Items listed in a dataset
>> begin
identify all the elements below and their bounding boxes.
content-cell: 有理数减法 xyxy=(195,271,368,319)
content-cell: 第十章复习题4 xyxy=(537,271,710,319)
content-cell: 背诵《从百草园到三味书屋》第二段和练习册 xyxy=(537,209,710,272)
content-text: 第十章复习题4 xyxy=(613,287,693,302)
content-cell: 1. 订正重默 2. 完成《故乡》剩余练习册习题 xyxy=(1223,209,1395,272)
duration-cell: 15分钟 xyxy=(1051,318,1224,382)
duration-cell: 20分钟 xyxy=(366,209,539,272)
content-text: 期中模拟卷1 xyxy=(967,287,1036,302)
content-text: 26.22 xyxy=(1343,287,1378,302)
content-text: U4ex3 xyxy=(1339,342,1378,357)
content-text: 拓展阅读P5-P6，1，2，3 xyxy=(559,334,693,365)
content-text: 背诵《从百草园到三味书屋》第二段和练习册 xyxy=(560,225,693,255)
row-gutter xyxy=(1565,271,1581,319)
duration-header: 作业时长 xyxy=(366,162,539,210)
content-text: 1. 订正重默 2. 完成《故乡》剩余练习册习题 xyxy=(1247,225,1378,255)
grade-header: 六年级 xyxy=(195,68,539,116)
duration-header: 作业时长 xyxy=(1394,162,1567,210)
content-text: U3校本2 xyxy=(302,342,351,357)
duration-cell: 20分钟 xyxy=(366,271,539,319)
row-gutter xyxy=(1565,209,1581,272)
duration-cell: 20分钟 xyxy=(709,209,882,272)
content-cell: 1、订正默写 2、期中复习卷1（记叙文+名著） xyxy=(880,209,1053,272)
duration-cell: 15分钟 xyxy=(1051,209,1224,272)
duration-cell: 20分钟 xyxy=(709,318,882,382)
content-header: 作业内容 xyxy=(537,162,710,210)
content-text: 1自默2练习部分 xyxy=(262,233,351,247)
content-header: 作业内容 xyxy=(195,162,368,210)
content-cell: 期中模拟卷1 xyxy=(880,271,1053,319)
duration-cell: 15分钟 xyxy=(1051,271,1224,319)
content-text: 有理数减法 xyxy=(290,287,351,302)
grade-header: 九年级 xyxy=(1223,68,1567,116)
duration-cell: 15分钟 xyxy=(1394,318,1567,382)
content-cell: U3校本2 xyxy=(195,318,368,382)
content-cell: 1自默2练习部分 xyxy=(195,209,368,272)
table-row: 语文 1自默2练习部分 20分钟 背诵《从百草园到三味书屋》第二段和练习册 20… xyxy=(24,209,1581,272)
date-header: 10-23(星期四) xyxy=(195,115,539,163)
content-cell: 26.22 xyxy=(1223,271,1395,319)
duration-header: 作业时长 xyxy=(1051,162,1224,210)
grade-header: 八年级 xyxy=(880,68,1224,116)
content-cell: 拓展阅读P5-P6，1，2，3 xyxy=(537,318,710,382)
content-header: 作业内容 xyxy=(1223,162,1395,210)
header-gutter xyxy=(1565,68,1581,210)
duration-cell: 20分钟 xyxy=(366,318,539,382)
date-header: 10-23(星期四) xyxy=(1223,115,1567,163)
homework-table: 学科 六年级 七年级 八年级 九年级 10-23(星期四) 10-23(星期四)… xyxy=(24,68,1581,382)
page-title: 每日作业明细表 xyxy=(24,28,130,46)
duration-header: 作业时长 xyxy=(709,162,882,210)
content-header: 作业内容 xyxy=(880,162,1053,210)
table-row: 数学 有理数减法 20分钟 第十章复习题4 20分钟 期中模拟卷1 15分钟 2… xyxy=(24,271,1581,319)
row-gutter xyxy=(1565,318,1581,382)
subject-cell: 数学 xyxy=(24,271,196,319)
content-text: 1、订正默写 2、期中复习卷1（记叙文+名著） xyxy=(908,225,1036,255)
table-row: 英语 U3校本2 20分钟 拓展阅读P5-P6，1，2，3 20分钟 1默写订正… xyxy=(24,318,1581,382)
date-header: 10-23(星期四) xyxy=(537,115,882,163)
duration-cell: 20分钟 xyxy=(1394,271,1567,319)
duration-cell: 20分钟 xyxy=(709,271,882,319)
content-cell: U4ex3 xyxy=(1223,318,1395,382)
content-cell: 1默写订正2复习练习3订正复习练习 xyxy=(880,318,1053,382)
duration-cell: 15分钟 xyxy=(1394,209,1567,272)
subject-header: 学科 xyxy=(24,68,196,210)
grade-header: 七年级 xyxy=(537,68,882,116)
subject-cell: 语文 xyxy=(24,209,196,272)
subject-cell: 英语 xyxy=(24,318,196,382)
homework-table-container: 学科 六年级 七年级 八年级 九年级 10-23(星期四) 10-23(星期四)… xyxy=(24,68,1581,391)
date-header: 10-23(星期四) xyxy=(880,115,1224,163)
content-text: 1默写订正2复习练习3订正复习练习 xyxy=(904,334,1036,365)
>> end
EXERCISE BRIEF »
Update the entries above by changing every "duration-cell" to "time-cell" and leaving everything else as it is.

WORKED SOLUTION »
identify all the elements below and their bounding boxes.
content-cell: 有理数减法 xyxy=(195,271,368,319)
content-cell: 第十章复习题4 xyxy=(537,271,710,319)
content-cell: 背诵《从百草园到三味书屋》第二段和练习册 xyxy=(537,209,710,272)
content-text: 第十章复习题4 xyxy=(613,287,693,302)
content-cell: 1. 订正重默 2. 完成《故乡》剩余练习册习题 xyxy=(1223,209,1395,272)
time-cell: 15分钟 xyxy=(1051,318,1224,382)
time-cell: 20分钟 xyxy=(366,209,539,272)
content-text: 期中模拟卷1 xyxy=(967,287,1036,302)
content-text: 26.22 xyxy=(1343,287,1378,302)
content-text: U4ex3 xyxy=(1339,342,1378,357)
content-text: 拓展阅读P5-P6，1，2，3 xyxy=(559,334,693,365)
content-text: 背诵《从百草园到三味书屋》第二段和练习册 xyxy=(560,225,693,255)
row-gutter xyxy=(1565,271,1581,319)
duration-header: 作业时长 xyxy=(366,162,539,210)
content-text: 1. 订正重默 2. 完成《故乡》剩余练习册习题 xyxy=(1247,225,1378,255)
grade-header: 六年级 xyxy=(195,68,539,116)
duration-header: 作业时长 xyxy=(1394,162,1567,210)
content-text: U3校本2 xyxy=(302,342,351,357)
time-cell: 20分钟 xyxy=(366,271,539,319)
row-gutter xyxy=(1565,209,1581,272)
time-cell: 20分钟 xyxy=(709,209,882,272)
content-cell: 1、订正默写 2、期中复习卷1（记叙文+名著） xyxy=(880,209,1053,272)
time-cell: 15分钟 xyxy=(1051,209,1224,272)
time-cell: 20分钟 xyxy=(709,318,882,382)
content-header: 作业内容 xyxy=(537,162,710,210)
content-text: 1自默2练习部分 xyxy=(262,233,351,247)
content-header: 作业内容 xyxy=(195,162,368,210)
content-cell: 期中模拟卷1 xyxy=(880,271,1053,319)
time-cell: 15分钟 xyxy=(1051,271,1224,319)
content-text: 有理数减法 xyxy=(290,287,351,302)
grade-header: 九年级 xyxy=(1223,68,1567,116)
time-cell: 15分钟 xyxy=(1394,318,1567,382)
content-cell: U3校本2 xyxy=(195,318,368,382)
content-cell: 1自默2练习部分 xyxy=(195,209,368,272)
table-row: 语文 1自默2练习部分 20分钟 背诵《从百草园到三味书屋》第二段和练习册 20… xyxy=(24,209,1581,272)
date-header: 10-23(星期四) xyxy=(195,115,539,163)
content-cell: 26.22 xyxy=(1223,271,1395,319)
duration-header: 作业时长 xyxy=(1051,162,1224,210)
grade-header: 八年级 xyxy=(880,68,1224,116)
content-cell: 拓展阅读P5-P6，1，2，3 xyxy=(537,318,710,382)
content-header: 作业内容 xyxy=(1223,162,1395,210)
header-gutter xyxy=(1565,68,1581,210)
time-cell: 20分钟 xyxy=(366,318,539,382)
date-header: 10-23(星期四) xyxy=(1223,115,1567,163)
homework-table: 学科 六年级 七年级 八年级 九年级 10-23(星期四) 10-23(星期四)… xyxy=(24,68,1581,382)
page-title: 每日作业明细表 xyxy=(24,28,130,46)
duration-header: 作业时长 xyxy=(709,162,882,210)
content-header: 作业内容 xyxy=(880,162,1053,210)
table-row: 数学 有理数减法 20分钟 第十章复习题4 20分钟 期中模拟卷1 15分钟 2… xyxy=(24,271,1581,319)
row-gutter xyxy=(1565,318,1581,382)
subject-cell: 数学 xyxy=(24,271,196,319)
content-text: 1、订正默写 2、期中复习卷1（记叙文+名著） xyxy=(908,225,1036,255)
table-row: 英语 U3校本2 20分钟 拓展阅读P5-P6，1，2，3 20分钟 1默写订正… xyxy=(24,318,1581,382)
date-header: 10-23(星期四) xyxy=(537,115,882,163)
time-cell: 20分钟 xyxy=(1394,271,1567,319)
time-cell: 20分钟 xyxy=(709,271,882,319)
content-cell: U4ex3 xyxy=(1223,318,1395,382)
content-cell: 1默写订正2复习练习3订正复习练习 xyxy=(880,318,1053,382)
time-cell: 15分钟 xyxy=(1394,209,1567,272)
subject-header: 学科 xyxy=(24,68,196,210)
grade-header: 七年级 xyxy=(537,68,882,116)
subject-cell: 语文 xyxy=(24,209,196,272)
subject-cell: 英语 xyxy=(24,318,196,382)
homework-table-container: 学科 六年级 七年级 八年级 九年级 10-23(星期四) 10-23(星期四)… xyxy=(24,68,1581,391)
date-header: 10-23(星期四) xyxy=(880,115,1224,163)
content-text: 1默写订正2复习练习3订正复习练习 xyxy=(904,334,1036,365)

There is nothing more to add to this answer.